* **STATED GOAL**:
Return the records in full, exactly as given.

* **RECORDS SHOWN**:
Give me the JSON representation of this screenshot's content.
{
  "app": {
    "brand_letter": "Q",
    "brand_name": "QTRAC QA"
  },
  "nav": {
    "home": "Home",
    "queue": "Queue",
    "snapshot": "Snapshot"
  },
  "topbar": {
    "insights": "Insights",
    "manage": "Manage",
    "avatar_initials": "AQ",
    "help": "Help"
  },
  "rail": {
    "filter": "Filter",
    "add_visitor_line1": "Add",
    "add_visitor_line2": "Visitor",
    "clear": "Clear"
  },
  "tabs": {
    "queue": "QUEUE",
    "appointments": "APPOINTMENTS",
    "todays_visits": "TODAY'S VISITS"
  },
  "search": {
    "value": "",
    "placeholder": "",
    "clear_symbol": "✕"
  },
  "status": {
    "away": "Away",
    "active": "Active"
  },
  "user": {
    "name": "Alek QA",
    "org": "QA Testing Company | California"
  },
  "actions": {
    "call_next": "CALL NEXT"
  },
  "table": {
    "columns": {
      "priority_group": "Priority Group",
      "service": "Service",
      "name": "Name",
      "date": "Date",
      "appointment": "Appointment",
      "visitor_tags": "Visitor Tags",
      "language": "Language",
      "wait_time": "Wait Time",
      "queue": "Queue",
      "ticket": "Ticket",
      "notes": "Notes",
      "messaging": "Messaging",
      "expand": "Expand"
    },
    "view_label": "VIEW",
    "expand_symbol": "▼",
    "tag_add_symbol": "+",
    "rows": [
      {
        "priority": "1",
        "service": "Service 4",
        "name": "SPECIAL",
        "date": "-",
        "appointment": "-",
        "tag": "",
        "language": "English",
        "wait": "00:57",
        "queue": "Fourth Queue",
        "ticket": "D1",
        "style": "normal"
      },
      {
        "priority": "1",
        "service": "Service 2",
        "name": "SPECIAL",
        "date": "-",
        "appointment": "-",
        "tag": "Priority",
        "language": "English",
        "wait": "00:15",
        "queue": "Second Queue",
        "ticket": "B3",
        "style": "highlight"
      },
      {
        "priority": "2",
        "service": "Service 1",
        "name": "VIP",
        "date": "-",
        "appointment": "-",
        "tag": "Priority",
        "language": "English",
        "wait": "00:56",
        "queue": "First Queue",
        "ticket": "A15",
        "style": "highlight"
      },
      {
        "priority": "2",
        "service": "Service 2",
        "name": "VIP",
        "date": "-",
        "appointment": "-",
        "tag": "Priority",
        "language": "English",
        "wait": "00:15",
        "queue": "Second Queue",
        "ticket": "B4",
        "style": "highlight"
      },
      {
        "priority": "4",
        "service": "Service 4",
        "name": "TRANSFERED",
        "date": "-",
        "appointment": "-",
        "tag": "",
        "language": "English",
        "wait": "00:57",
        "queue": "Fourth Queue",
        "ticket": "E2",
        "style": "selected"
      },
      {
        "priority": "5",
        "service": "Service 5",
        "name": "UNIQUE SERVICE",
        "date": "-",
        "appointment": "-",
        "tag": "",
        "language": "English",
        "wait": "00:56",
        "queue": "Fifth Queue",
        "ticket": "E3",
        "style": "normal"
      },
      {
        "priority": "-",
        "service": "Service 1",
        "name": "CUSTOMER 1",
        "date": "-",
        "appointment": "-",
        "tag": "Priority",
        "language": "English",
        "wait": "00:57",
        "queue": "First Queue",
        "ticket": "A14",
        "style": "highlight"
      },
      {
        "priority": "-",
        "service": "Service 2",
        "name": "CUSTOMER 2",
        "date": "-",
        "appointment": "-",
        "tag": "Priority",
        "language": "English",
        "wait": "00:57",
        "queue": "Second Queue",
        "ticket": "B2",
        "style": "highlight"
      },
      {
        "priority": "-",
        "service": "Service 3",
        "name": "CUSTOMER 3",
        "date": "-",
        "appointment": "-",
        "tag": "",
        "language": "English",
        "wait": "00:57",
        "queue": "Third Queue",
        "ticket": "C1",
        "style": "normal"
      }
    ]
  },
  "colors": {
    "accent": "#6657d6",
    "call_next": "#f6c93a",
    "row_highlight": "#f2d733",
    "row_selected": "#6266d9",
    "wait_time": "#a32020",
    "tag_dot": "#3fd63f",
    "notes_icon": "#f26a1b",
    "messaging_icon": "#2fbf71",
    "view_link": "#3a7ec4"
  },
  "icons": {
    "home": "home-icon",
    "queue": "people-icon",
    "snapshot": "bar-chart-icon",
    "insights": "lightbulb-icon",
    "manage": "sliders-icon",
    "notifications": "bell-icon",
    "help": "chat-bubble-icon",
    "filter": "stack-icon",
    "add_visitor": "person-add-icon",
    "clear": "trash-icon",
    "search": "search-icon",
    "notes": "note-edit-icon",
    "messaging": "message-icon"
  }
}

* **FULL ANSWER**:
Give me the JSON representation of this screenshot's content.
{
  "app": {
    "brand_letter": "Q",
    "brand_name": "QTRAC QA"
  },
  "nav": {
    "home": "Home",
    "queue": "Queue",
    "snapshot": "Snapshot"
  },
  "topbar": {
    "insights": "Insights",
    "manage": "Manage",
    "avatar_initials": "AQ",
    "help": "Help"
  },
  "rail": {
    "filter": "Filter",
    "add_visitor_line1": "Add",
    "add_visitor_line2": "Visitor",
    "clear": "Clear"
  },
  "tabs": {
    "queue": "QUEUE",
    "appointments": "APPOINTMENTS",
    "todays_visits": "TODAY'S VISITS"
  },
  "search": {
    "value": "",
    "placeholder": "",
    "clear_symbol": "✕"
  },
  "status": {
    "away": "Away",
    "active": "Active"
  },
  "user": {
    "name": "Alek QA",
    "org": "QA Testing Company | California"
  },
  "actions": {
    "call_next": "CALL NEXT"
  },
  "table": {
    "columns": {
      "priority_group": "Priority Group",
      "service": "Service",
      "name": "Name",
      "date": "Date",
      "appointment": "Appointment",
      "visitor_tags": "Visitor Tags",
      "language": "Language",
      "wait_time": "Wait Time",
      "queue": "Queue",
      "ticket": "Ticket",
      "notes": "Notes",
      "messaging": "Messaging",
      "expand": "Expand"
    },
    "view_label": "VIEW",
    "expand_symbol": "▼",
    "tag_add_symbol": "+",
    "rows": [
      {
        "priority": "1",
        "service": "Service 4",
        "name": "SPECIAL",
        "date": "-",
        "appointment": "-",
        "tag": "",
        "language": "English",
        "wait": "00:57",
        "queue": "Fourth Queue",
        "ticket": "D1",
        "style": "normal"
      },
      {
        "priority": "1",
        "service": "Service 2",
        "name": "SPECIAL",
        "date": "-",
        "appointment": "-",
        "tag": "Priority",
        "language": "English",
        "wait": "00:15",
        "queue": "Second Queue",
        "ticket": "B3",
        "style": "highlight"
      },
      {
        "priority": "2",
        "service": "Service 1",
        "name": "VIP",
        "date": "-",
        "appointment": "-",
        "tag": "Priority",
        "language": "English",
        "wait": "00:56",
        "queue": "First Queue",
        "ticket": "A15",
        "style": "highlight"
      },
      {
        "priority": "2",
        "service": "Service 2",
        "name": "VIP",
        "date": "-",
        "appointment": "-",
        "tag": "Priority",
        "language": "English",
        "wait": "00:15",
        "queue": "Second Queue",
        "ticket": "B4",
        "style": "highlight"
      },
      {
        "priority": "4",
        "service": "Service 4",
        "name": "TRANSFERED",
        "date": "-",
        "appointment": "-",
        "tag": "",
        "language": "English",
        "wait": "00:57",
        "queue": "Fourth Queue",
        "ticket": "E2",
        "style": "selected"
      },
      {
        "priority": "5",
        "service": "Service 5",
        "name": "UNIQUE SERVICE",
        "date": "-",
        "appointment": "-",
        "tag": "",
        "language": "English",
        "wait": "00:56",
        "queue": "Fifth Queue",
        "ticket": "E3",
        "style": "normal"
      },
      {
        "priority": "-",
        "service": "Service 1",
        "name": "CUSTOMER 1",
        "date": "-",
        "appointment": "-",
        "tag": "Priority",
        "language": "English",
        "wait": "00:57",
        "queue": "First Queue",
        "ticket": "A14",
        "style": "highlight"
      },
      {
        "priority": "-",
        "service": "Service 2",
        "name": "CUSTOMER 2",
        "date": "-",
        "appointment": "-",
        "tag": "Priority",
        "language": "English",
        "wait": "00:57",
        "queue": "Second Queue",
        "ticket": "B2",
        "style": "highlight"
      },
      {
        "priority": "-",
        "service": "Service 3",
        "name": "CUSTOMER 3",
        "date": "-",
        "appointment": "-",
        "tag": "",
        "language": "English",
        "wait": "00:57",
        "queue": "Third Queue",
        "ticket": "C1",
        "style": "normal"
      }
    ]
  },
  "colors": {
    "accent": "#6657d6",
    "call_next": "#f6c93a",
    "row_highlight": "#f2d733",
    "row_selected": "#6266d9",
    "wait_time": "#a32020",
    "tag_dot": "#3fd63f",
    "notes_icon": "#f26a1b",
    "messaging_icon": "#2fbf71",
    "view_link": "#3a7ec4"
  },
  "icons": {
    "home": "home-icon",
    "queue": "people-icon",
    "snapshot": "bar-chart-icon",
    "insights": "lightbulb-icon",
    "manage": "sliders-icon",
    "notifications": "bell-icon",
    "help": "chat-bubble-icon",
    "filter": "stack-icon",
    "add_visitor": "person-add-icon",
    "clear": "trash-icon",
    "search": "search-icon",
    "notes": "note-edit-icon",
    "messaging": "message-icon"
  }
}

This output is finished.